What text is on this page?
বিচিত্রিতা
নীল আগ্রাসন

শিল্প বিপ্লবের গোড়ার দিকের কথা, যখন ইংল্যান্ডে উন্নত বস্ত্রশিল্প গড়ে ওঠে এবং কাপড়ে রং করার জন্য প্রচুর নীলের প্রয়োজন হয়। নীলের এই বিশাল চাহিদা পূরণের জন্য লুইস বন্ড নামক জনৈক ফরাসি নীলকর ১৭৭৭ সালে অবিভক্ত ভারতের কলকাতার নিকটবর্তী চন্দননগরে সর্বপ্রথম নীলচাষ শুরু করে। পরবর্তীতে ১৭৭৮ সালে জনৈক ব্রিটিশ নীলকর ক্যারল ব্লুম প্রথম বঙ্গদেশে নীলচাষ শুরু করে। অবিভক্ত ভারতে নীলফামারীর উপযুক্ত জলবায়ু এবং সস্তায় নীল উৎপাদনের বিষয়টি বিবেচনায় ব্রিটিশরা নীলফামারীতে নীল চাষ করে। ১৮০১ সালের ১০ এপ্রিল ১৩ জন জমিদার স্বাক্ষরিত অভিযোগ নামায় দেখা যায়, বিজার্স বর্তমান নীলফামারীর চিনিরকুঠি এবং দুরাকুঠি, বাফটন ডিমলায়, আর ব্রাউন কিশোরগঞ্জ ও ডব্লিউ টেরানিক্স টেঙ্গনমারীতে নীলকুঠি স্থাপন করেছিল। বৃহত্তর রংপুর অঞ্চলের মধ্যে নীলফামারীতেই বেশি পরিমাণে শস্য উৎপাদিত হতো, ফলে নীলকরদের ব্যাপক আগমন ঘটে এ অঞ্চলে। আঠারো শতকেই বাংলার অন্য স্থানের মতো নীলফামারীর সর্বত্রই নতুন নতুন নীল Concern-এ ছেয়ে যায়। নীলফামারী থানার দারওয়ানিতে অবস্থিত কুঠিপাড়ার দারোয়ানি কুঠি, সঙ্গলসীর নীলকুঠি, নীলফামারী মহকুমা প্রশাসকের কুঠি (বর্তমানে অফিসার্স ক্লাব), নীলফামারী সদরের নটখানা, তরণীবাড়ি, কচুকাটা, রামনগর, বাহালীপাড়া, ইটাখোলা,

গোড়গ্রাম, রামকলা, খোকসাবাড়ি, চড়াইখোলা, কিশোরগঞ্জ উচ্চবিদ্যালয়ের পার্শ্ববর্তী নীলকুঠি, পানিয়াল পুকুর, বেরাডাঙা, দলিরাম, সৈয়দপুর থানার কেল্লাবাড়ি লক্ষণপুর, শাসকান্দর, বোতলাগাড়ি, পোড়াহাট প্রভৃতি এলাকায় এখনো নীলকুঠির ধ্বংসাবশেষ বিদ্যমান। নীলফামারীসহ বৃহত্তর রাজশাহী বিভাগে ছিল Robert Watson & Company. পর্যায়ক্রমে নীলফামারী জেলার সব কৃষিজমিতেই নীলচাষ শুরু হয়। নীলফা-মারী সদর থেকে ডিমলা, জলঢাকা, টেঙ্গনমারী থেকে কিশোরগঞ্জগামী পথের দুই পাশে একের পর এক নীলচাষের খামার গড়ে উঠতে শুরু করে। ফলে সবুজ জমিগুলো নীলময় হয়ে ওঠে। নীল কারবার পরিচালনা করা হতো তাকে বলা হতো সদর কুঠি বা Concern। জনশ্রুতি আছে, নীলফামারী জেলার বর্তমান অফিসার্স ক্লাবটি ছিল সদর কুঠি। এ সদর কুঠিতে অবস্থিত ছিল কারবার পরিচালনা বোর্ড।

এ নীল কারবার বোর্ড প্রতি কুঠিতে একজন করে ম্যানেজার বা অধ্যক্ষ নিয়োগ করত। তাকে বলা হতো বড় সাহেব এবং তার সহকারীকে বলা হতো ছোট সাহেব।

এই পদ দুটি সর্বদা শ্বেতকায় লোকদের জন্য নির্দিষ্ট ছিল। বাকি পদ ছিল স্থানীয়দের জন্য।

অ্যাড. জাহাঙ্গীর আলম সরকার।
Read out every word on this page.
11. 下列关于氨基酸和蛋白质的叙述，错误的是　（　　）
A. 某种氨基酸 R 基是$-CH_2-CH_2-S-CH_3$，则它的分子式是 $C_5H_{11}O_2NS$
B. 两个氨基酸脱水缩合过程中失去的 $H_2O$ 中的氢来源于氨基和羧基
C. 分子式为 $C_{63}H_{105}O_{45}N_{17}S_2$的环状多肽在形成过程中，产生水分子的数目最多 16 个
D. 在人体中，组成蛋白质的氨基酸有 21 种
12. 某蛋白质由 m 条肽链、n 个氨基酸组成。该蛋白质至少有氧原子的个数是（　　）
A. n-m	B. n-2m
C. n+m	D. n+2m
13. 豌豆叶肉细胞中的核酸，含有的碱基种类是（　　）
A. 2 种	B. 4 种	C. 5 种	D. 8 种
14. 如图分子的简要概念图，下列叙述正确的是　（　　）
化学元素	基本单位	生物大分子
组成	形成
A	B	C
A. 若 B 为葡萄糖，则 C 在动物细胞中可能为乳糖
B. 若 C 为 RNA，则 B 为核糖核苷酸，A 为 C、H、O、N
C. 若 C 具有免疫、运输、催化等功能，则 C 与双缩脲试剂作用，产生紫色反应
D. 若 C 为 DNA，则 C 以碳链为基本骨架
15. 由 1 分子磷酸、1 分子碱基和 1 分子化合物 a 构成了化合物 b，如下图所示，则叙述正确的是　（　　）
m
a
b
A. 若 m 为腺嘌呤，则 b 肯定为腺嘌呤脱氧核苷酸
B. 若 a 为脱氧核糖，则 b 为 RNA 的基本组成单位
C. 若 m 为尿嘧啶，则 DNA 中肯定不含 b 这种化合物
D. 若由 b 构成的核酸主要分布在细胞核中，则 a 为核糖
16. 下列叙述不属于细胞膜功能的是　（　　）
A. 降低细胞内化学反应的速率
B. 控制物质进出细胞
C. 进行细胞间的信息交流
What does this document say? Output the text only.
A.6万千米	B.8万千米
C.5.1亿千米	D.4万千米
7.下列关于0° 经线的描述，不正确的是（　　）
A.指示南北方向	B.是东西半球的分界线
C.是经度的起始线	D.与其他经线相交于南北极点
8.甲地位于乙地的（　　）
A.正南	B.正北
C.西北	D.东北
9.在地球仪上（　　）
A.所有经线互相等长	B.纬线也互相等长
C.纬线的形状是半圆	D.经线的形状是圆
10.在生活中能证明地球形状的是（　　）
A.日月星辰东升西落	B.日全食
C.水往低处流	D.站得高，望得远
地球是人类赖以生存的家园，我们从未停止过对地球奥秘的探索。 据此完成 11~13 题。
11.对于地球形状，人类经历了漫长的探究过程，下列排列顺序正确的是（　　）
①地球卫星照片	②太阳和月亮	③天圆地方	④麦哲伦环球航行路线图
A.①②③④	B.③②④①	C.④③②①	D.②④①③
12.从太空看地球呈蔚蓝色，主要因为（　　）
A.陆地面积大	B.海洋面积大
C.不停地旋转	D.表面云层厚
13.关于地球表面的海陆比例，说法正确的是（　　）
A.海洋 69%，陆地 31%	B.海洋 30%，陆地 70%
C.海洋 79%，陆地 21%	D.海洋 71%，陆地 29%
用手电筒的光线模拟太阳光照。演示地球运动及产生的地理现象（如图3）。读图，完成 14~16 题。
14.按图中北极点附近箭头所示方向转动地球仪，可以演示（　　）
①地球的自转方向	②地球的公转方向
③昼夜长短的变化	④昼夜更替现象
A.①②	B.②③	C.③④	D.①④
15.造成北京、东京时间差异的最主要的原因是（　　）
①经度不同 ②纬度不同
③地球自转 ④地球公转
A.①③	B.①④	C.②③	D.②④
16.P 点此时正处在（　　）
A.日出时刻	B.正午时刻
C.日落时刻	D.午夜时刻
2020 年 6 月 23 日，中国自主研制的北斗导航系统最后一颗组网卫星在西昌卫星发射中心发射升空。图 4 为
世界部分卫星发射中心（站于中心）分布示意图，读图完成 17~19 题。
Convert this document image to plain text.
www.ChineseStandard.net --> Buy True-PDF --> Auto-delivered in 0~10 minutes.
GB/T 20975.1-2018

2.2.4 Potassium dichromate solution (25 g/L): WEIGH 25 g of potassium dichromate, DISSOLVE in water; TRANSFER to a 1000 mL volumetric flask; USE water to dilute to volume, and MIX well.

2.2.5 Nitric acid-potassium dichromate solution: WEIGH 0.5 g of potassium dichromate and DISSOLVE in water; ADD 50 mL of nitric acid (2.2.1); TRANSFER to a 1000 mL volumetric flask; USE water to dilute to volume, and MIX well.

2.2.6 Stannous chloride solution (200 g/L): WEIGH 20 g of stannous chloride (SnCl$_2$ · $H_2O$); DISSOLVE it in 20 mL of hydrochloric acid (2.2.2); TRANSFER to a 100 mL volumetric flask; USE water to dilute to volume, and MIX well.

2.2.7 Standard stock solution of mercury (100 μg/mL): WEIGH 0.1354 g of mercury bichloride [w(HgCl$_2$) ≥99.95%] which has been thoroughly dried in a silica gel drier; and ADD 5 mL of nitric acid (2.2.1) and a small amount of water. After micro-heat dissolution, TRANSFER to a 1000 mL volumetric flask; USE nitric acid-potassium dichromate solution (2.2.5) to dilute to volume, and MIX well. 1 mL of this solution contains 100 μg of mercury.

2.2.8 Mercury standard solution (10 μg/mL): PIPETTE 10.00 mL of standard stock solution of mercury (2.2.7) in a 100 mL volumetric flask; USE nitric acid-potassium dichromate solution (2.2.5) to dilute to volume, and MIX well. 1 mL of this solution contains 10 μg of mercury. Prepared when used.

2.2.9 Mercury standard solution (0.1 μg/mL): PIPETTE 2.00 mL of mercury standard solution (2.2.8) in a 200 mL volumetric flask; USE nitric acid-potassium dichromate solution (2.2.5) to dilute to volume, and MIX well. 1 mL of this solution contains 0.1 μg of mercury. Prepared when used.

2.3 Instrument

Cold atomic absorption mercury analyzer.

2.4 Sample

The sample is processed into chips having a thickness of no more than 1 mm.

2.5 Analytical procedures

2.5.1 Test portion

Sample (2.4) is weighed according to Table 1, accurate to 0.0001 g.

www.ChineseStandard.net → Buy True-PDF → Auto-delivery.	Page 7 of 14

════

From the data, pick out every line that includes "stock".

* **Answer below**:
2.2.7 Standard stock solution of mercury (100 μg/mL): WEIGH 0.1354 g of mercury bichloride [w(HgCl$_2$) ≥99.95%] which has been thoroughly dried in a silica gel drier; and ADD 5 mL of nitric acid (2.2.1) and a small amount of water. After micro-heat dissolution, TRANSFER to a 1000 mL volumetric flask; USE nitric acid-potassium dichromate solution (2.2.5) to dilute to volume, and MIX well. 1 mL of this solution contains 100 μg of mercury.
2.2.8 Mercury standard solution (10 μg/mL): PIPETTE 10.00 mL of standard stock solution of mercury (2.2.7) in a 100 mL volumetric flask; USE nitric acid-potassium dichromate solution (2.2.5) to dilute to volume, and MIX well. 1 mL of this solution contains 10 μg of mercury. Prepared when used.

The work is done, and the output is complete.